____ Records supplied

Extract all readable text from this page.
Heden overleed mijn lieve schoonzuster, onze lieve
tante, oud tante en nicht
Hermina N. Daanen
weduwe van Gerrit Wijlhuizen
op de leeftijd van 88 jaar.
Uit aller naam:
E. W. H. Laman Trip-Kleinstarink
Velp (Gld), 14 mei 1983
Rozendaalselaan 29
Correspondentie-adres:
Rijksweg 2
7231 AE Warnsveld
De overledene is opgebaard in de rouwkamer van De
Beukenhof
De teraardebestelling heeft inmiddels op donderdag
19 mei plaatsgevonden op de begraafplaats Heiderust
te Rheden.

________

* Directive *
Repeat each of the entries above precisely as given.

* Task result *
Extract all readable text from this page.
Heden overleed mijn lieve schoonzuster, onze lieve
tante, oud tante en nicht
Hermina N. Daanen
weduwe van Gerrit Wijlhuizen
op de leeftijd van 88 jaar.
Uit aller naam:
E. W. H. Laman Trip-Kleinstarink
Velp (Gld), 14 mei 1983
Rozendaalselaan 29
Correspondentie-adres:
Rijksweg 2
7231 AE Warnsveld
De overledene is opgebaard in de rouwkamer van De
Beukenhof
De teraardebestelling heeft inmiddels op donderdag
19 mei plaatsgevonden op de begraafplaats Heiderust
te Rheden.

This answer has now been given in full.